#### GIVEN DATA ####

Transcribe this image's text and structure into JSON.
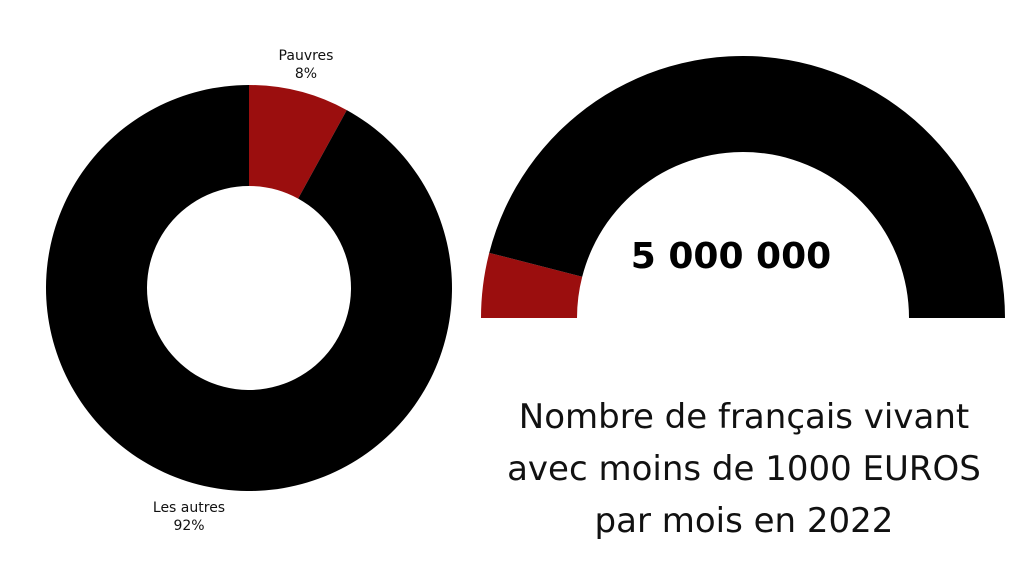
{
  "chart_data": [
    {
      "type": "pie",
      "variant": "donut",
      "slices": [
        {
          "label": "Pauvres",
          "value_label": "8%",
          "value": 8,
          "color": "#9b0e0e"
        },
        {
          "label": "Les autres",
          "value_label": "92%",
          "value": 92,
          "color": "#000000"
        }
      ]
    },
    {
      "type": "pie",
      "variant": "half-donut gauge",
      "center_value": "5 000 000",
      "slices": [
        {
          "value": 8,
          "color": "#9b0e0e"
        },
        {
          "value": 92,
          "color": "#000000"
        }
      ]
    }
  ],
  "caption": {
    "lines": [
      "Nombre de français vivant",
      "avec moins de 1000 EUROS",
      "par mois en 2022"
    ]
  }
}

####

PROBLEM: Output every entry exactly as given; pictures are not part of the copy.

WORKED SOLUTION:
Transcribe this image's text and structure into JSON.
{
  "chart_data": [
    {
      "type": "pie",
      "variant": "donut",
      "slices": [
        {
          "label": "Pauvres",
          "value_label": "8%",
          "value": 8,
          "color": "#9b0e0e"
        },
        {
          "label": "Les autres",
          "value_label": "92%",
          "value": 92,
          "color": "#000000"
        }
      ]
    },
    {
      "type": "pie",
      "variant": "half-donut gauge",
      "center_value": "5 000 000",
      "slices": [
        {
          "value": 8,
          "color": "#9b0e0e"
        },
        {
          "value": 92,
          "color": "#000000"
        }
      ]
    }
  ],
  "caption": {
    "lines": [
      "Nombre de français vivant",
      "avec moins de 1000 EUROS",
      "par mois en 2022"
    ]
  }
}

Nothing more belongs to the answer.